**TASK INPUT**

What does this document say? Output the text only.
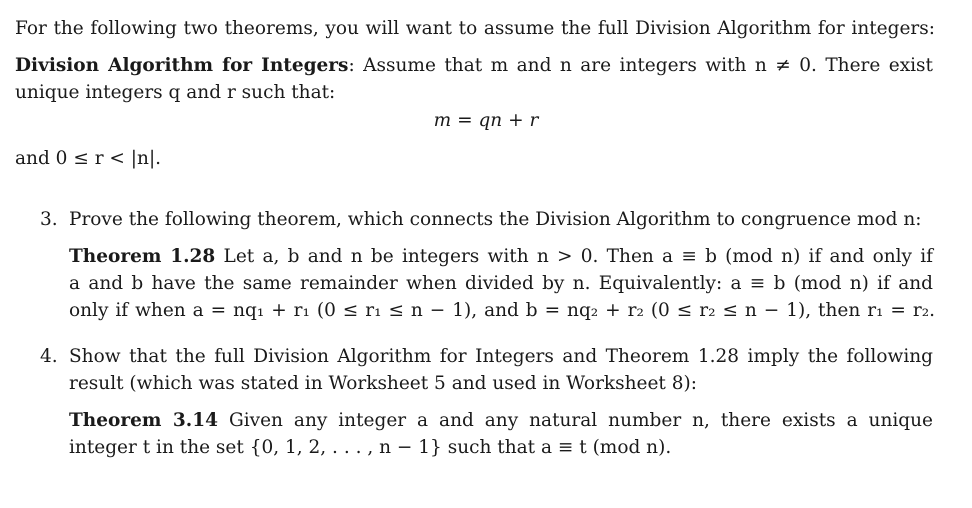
For the following two theorems, you will want to assume the full Division Algorithm for integers:
Division Algorithm for Integers: Assume that m and n are integers with n ≠ 0. There exist
unique integers q and r such that:
m = qn + r
and 0 ≤ r < |n|.
3. Prove the following theorem, which connects the Division Algorithm to congruence mod n:
Theorem 1.28 Let a, b and n be integers with n > 0. Then a ≡ b (mod n) if and only if
a and b have the same remainder when divided by n. Equivalently: a ≡ b (mod n) if and
only if when a = nq₁ + r₁ (0 ≤ r₁ ≤ n − 1), and b = nq₂ + r₂ (0 ≤ r₂ ≤ n − 1), then r₁ = r₂.
4. Show that the full Division Algorithm for Integers and Theorem 1.28 imply the following
result (which was stated in Worksheet 5 and used in Worksheet 8):
Theorem 3.14 Given any integer a and any natural number n, there exists a unique
integer t in the set {0, 1, 2, . . . , n − 1} such that a ≡ t (mod n).
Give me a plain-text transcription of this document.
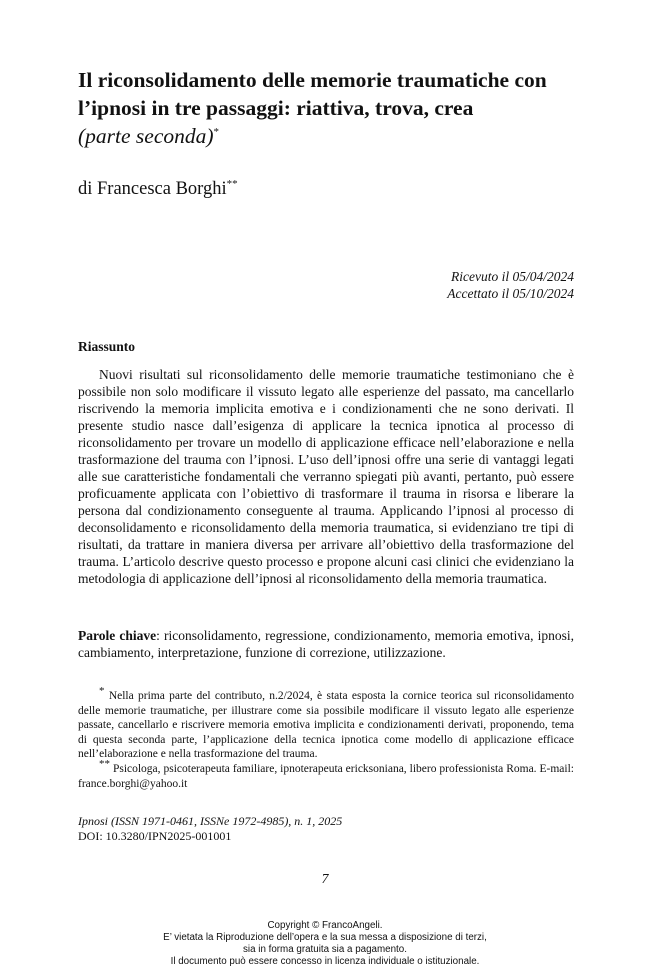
Il riconsolidamento delle memorie traumatiche con l’ipnosi in tre passaggi: riattiva, trova, crea
(parte seconda)*
di Francesca Borghi**
Ricevuto il 05/04/2024
Accettato il 05/10/2024
Riassunto

Nuovi risultati sul riconsolidamento delle memorie traumatiche testimoniano che è possibile non solo modificare il vissuto legato alle esperienze del passato, ma cancellarlo riscrivendo la memoria implicita emotiva e i condizionamenti che ne sono derivati. Il presente studio nasce dall’esigenza di applicare la tecnica ipnotica al processo di riconsolidamento per trovare un modello di applicazione efficace nell’elaborazione e nella trasformazione del trauma con l’ipnosi. L’uso dell’ipnosi offre una serie di vantaggi legati alle sue caratteristiche fondamentali che verranno spiegati più avanti, pertanto, può essere proficuamente applicata con l’obiettivo di trasformare il trauma in risorsa e liberare la persona dal condizionamento conseguente al trauma. Applicando l’ipnosi al processo di deconsolidamento e riconsolidamento della memoria traumatica, si evidenziano tre tipi di risultati, da trattare in maniera diversa per arrivare all’obiettivo della trasformazione del trauma. L’articolo descrive questo processo e propone alcuni casi clinici che evidenziano la metodologia di applicazione dell’ipnosi al riconsolidamento della memoria traumatica.

Parole chiave: riconsolidamento, regressione, condizionamento, memoria emotiva, ipnosi, cambiamento, interpretazione, funzione di correzione, utilizzazione.

* Nella prima parte del contributo, n.2/2024, è stata esposta la cornice teorica sul riconsolidamento delle memorie traumatiche, per illustrare come sia possibile modificare il vissuto legato alle esperienze passate, cancellarlo e riscrivere memoria emotiva implicita e condizionamenti derivati, proponendo, tema di questa seconda parte, l’applicazione della tecnica ipnotica come modello di applicazione efficace nell’elaborazione e nella trasformazione del trauma.

** Psicologa, psicoterapeuta familiare, ipnoterapeuta ericksoniana, libero professionista Roma. E-mail: france.borghi@yahoo.it

Ipnosi (ISSN 1971-0461, ISSNe 1972-4985), n. 1, 2025
DOI: 10.3280/IPN2025-001001
7
Copyright © FrancoAngeli.
E’ vietata la Riproduzione dell’opera e la sua messa a disposizione di terzi,
sia in forma gratuita sia a pagamento.
Il documento può essere concesso in licenza individuale o istituzionale.
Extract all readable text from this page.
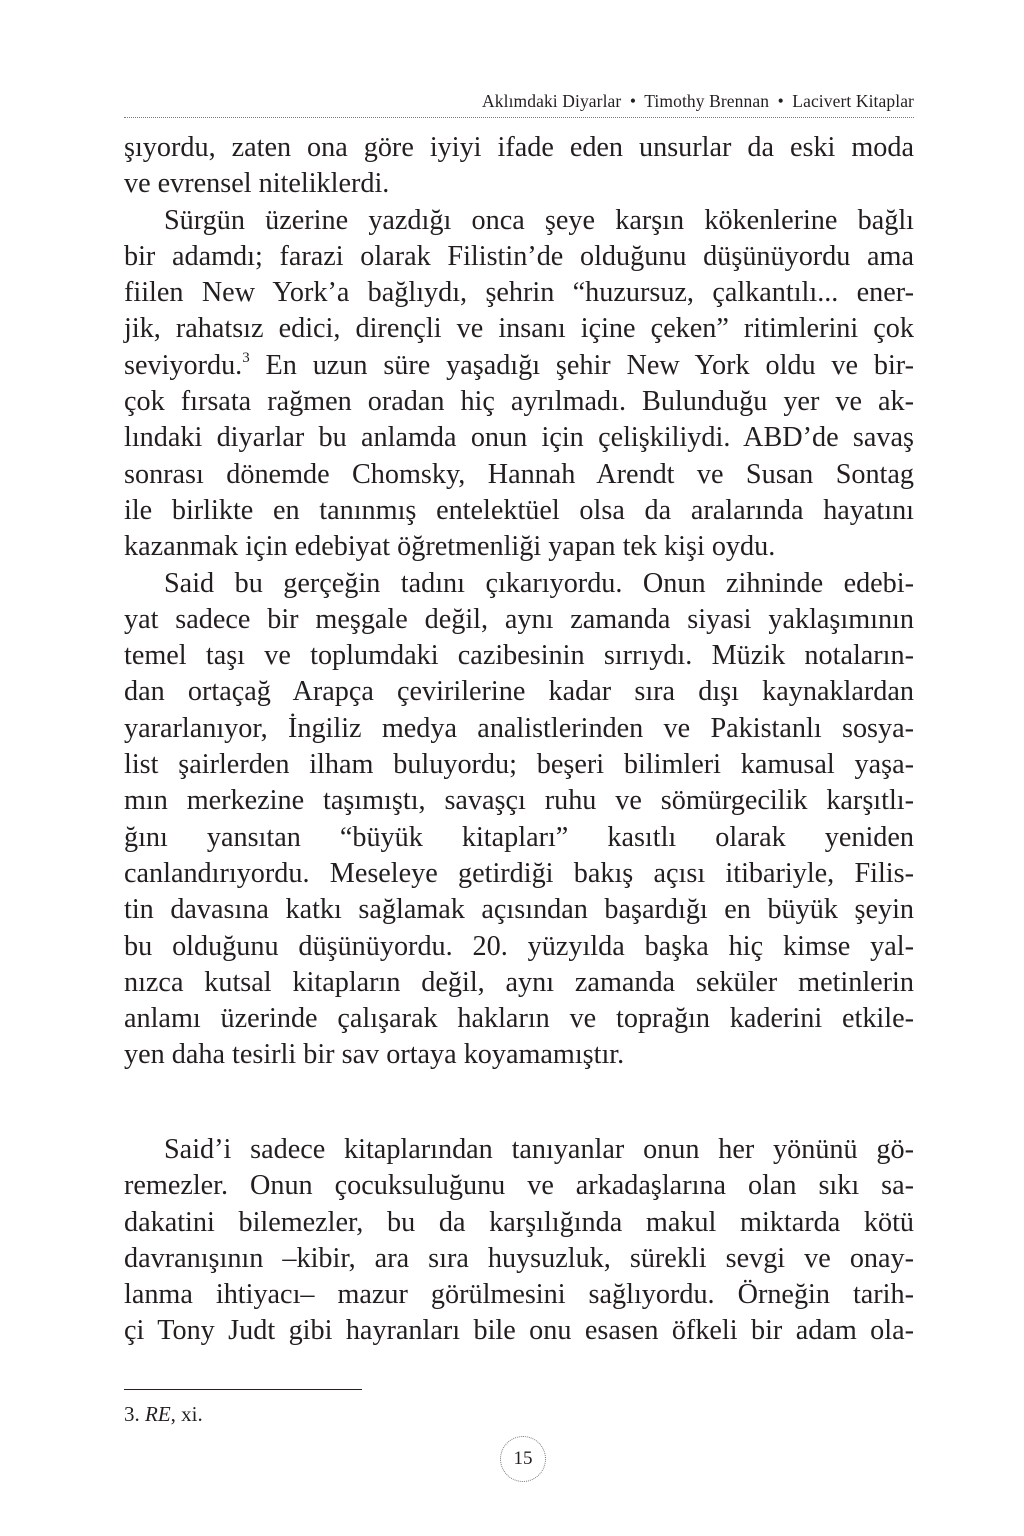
Aklımdaki Diyarlar • Timothy Brennan • Lacivert Kitaplar
şıyordu, zaten ona göre iyiyi ifade eden unsurlar da eski moda
ve evrensel niteliklerdi.
Sürgün üzerine yazdığı onca şeye karşın kökenlerine bağlı
bir adamdı; farazi olarak Filistin’de olduğunu düşünüyordu ama
fiilen New York’a bağlıydı, şehrin “huzursuz, çalkantılı... ener-
jik, rahatsız edici, dirençli ve insanı içine çeken” ritimlerini çok
seviyordu.$^3$ En uzun süre yaşadığı şehir New York oldu ve bir-
çok fırsata rağmen oradan hiç ayrılmadı. Bulunduğu yer ve ak-
lındaki diyarlar bu anlamda onun için çelişkiliydi. ABD’de savaş
sonrası dönemde Chomsky, Hannah Arendt ve Susan Sontag
ile birlikte en tanınmış entelektüel olsa da aralarında hayatını
kazanmak için edebiyat öğretmenliği yapan tek kişi oydu.
Said bu gerçeğin tadını çıkarıyordu. Onun zihninde edebi-
yat sadece bir meşgale değil, aynı zamanda siyasi yaklaşımının
temel taşı ve toplumdaki cazibesinin sırrıydı. Müzik notaların-
dan ortaçağ Arapça çevirilerine kadar sıra dışı kaynaklardan
yararlanıyor, İngiliz medya analistlerinden ve Pakistanlı sosya-
list şairlerden ilham buluyordu; beşeri bilimleri kamusal yaşa-
mın merkezine taşımıştı, savaşçı ruhu ve sömürgecilik karşıtlı-
ğını yansıtan “büyük kitapları” kasıtlı olarak yeniden
canlandırıyordu. Meseleye getirdiği bakış açısı itibariyle, Filis-
tin davasına katkı sağlamak açısından başardığı en büyük şeyin
bu olduğunu düşünüyordu. 20. yüzyılda başka hiç kimse yal-
nızca kutsal kitapların değil, aynı zamanda seküler metinlerin
anlamı üzerinde çalışarak hakların ve toprağın kaderini etkile-
yen daha tesirli bir sav ortaya koyamamıştır.
Said’i sadece kitaplarından tanıyanlar onun her yönünü gö-
remezler. Onun çocuksuluğunu ve arkadaşlarına olan sıkı sa-
dakatini bilemezler, bu da karşılığında makul miktarda kötü
davranışının –kibir, ara sıra huysuzluk, sürekli sevgi ve onay-
lanma ihtiyacı– mazur görülmesini sağlıyordu. Örneğin tarih-
çi Tony Judt gibi hayranları bile onu esasen öfkeli bir adam ola-
3. RE, xi.
15
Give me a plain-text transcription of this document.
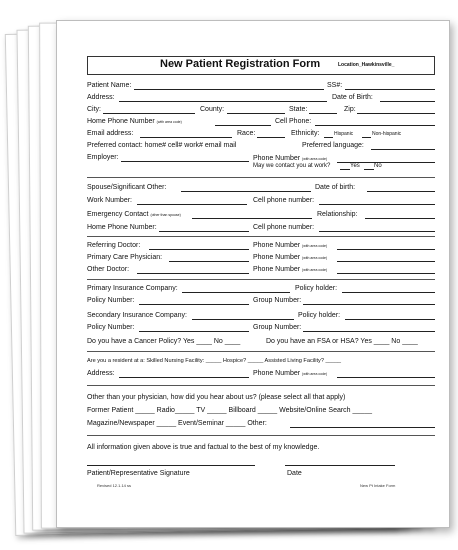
New Patient Registration Form	Location_Hawkinsville_
Patient Name:	SS#:
Address:	Date of Birth:
City:	County:	State:	Zip:
Home Phone Number (with area code)	Cell Phone:
Email address:	Race:	Ethnicity:	Hispanic	Non-hispanic
Preferred contact: home# cell# work# email mail	Preferred language:
Employer:	Phone Number (with area code)
May we contact you at work?	Yes No
Spouse/Significant Other:	Date of birth:
Work Number:	Cell phone number:
Emergency Contact (other than spouse)	Relationship:
Home Phone Number:	Cell phone number:
Referring Doctor:	Phone Number (with area code)
Primary Care Physician:	Phone Number (with area code)
Other Doctor:	Phone Number (with area code)
Primary Insurance Company:	Policy holder:
Policy Number:	Group Number:
Secondary Insurance Company:	Policy holder:
Policy Number:	Group Number:
Do you have a Cancer Policy? Yes ____ No ____	Do you have an FSA or HSA? Yes ____ No ____
Are you a resident at a: Skilled Nursing Facility: _____ Hospice? _____ Assisted Living Facility? _____
Address:	Phone Number (with area code)
Other than your physician, how did you hear about us? (please select all that apply)
Former Patient _____ Radio_____ TV _____ Billboard _____ Website/Online Search _____
Magazine/Newspaper _____ Event/Seminar _____ Other:
All information given above is true and factual to the best of my knowledge.
Patient/Representative Signature	Date
Revised 12.1.14 ss	New Pt Intake Form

**PROBLEM DETAILS**
Copy out every line in the listing where the word "olduğunu" appears.

**EXERCISE SOLUTION**
bir adamdı; farazi olarak Filistin’de olduğunu düşünüyordu ama
bu olduğunu düşünüyordu. 20. yüzyılda başka hiç kimse yal-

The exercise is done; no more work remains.